**Given request**
Find the string "frac" in the listing and report every line that has it.

BEGIN Provided information

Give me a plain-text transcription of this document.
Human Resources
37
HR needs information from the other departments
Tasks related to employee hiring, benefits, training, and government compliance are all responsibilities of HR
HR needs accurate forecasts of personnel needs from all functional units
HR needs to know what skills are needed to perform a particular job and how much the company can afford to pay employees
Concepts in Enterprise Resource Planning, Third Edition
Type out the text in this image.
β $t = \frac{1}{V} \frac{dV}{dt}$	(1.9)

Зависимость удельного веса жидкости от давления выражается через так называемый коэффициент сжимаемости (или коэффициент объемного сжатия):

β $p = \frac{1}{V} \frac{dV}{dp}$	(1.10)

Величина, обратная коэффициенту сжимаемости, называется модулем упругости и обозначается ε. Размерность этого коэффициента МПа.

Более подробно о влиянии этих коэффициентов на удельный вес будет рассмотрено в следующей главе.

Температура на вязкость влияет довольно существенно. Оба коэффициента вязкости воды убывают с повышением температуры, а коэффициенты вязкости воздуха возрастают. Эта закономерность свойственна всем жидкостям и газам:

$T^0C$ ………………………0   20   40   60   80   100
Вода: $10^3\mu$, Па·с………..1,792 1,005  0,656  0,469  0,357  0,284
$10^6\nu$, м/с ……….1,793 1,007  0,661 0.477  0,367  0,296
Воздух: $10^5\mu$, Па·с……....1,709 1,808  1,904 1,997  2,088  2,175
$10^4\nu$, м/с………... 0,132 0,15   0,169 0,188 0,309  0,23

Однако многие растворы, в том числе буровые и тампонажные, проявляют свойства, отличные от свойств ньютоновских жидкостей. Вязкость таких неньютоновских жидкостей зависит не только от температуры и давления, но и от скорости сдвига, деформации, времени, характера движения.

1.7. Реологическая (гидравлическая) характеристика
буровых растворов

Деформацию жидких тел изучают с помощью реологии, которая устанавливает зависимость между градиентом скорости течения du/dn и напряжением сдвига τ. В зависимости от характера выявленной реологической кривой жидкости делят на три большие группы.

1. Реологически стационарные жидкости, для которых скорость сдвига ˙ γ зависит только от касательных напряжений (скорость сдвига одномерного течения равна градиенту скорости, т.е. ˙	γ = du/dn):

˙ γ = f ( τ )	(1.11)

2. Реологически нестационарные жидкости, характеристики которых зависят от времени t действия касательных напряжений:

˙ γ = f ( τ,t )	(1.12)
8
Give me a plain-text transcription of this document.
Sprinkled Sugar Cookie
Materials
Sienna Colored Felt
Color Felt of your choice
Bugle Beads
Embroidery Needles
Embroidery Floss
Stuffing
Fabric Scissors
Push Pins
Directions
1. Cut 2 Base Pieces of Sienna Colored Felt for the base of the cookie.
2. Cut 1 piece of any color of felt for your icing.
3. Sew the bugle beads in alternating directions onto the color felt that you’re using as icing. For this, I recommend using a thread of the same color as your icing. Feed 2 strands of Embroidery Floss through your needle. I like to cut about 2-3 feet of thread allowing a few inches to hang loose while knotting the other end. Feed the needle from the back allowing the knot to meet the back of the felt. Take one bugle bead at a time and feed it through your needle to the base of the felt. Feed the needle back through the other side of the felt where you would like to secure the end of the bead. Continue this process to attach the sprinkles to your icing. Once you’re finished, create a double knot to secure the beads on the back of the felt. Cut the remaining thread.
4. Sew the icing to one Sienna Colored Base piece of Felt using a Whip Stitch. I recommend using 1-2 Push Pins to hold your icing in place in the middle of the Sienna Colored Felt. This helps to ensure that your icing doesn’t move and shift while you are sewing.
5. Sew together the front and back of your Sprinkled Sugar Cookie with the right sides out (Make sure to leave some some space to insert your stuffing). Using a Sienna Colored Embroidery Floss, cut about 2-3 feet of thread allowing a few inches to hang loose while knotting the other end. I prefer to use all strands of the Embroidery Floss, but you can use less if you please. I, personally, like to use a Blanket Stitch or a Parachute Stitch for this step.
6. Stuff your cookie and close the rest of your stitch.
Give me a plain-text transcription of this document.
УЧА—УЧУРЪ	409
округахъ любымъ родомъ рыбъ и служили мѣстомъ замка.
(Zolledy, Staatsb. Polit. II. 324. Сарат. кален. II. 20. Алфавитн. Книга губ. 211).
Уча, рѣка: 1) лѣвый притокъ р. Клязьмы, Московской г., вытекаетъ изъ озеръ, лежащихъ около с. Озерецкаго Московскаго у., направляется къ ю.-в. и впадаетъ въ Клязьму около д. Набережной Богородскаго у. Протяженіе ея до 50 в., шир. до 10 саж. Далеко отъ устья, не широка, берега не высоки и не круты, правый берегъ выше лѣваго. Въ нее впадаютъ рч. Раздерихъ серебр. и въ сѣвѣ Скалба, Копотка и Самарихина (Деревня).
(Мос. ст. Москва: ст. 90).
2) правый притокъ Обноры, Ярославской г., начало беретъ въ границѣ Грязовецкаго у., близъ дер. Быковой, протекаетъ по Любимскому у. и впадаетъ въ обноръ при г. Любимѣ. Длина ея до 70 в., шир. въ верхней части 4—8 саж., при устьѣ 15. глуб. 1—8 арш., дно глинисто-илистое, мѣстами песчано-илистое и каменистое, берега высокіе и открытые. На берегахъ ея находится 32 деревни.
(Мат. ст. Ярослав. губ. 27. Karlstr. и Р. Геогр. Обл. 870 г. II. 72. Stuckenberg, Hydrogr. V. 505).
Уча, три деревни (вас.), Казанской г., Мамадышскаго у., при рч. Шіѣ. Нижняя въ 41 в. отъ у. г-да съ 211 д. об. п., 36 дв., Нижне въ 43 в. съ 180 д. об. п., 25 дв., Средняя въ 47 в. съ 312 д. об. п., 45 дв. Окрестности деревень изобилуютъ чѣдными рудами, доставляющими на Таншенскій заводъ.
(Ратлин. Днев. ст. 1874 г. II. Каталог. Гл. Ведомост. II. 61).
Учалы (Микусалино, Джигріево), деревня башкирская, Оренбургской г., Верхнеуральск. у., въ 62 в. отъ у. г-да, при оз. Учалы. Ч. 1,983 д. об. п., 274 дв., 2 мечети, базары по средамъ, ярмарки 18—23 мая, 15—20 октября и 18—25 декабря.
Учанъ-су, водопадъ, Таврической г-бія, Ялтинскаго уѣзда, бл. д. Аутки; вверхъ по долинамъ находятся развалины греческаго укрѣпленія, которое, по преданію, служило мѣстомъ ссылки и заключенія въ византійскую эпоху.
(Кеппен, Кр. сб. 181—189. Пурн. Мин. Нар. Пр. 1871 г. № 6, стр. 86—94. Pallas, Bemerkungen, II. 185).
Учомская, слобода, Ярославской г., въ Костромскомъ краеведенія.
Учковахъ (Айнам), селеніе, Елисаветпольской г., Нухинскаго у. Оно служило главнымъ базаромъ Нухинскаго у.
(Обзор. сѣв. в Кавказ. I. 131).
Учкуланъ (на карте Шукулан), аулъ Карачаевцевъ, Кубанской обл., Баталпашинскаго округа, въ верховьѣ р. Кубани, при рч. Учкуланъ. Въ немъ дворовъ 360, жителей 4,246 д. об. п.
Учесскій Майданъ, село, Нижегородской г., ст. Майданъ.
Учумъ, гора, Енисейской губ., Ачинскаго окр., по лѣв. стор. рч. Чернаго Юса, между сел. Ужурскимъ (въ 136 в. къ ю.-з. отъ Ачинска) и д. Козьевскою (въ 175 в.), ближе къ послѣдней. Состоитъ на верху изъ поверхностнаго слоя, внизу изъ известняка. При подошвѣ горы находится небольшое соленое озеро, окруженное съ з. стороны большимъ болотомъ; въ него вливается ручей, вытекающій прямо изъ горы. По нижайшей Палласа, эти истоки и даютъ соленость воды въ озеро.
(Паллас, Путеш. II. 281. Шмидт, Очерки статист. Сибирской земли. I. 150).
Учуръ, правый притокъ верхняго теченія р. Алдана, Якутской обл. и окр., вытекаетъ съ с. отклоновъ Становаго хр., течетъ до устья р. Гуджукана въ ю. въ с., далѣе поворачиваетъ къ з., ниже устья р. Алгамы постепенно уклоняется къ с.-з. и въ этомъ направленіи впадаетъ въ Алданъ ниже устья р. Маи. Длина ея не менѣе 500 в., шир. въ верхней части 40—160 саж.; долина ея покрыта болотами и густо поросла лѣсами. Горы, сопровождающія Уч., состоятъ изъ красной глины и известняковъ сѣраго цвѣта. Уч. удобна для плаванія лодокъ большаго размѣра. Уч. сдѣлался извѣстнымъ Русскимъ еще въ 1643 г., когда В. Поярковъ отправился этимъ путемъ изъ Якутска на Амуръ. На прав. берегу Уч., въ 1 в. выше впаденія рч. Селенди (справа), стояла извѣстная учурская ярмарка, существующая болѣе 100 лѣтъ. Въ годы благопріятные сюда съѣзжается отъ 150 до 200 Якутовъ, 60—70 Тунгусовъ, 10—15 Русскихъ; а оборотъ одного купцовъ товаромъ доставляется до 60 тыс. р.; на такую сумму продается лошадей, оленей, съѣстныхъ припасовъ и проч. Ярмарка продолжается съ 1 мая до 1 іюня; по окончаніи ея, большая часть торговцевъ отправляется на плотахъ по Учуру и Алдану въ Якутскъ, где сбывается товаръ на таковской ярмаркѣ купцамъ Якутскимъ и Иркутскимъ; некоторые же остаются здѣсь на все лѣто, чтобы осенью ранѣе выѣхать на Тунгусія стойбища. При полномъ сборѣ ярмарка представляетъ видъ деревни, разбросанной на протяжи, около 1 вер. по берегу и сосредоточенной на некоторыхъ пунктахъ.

END Provided information

**Result below**
β $t = \frac{1}{V} \frac{dV}{dt}$	(1.9)
β $p = \frac{1}{V} \frac{dV}{dp}$	(1.10)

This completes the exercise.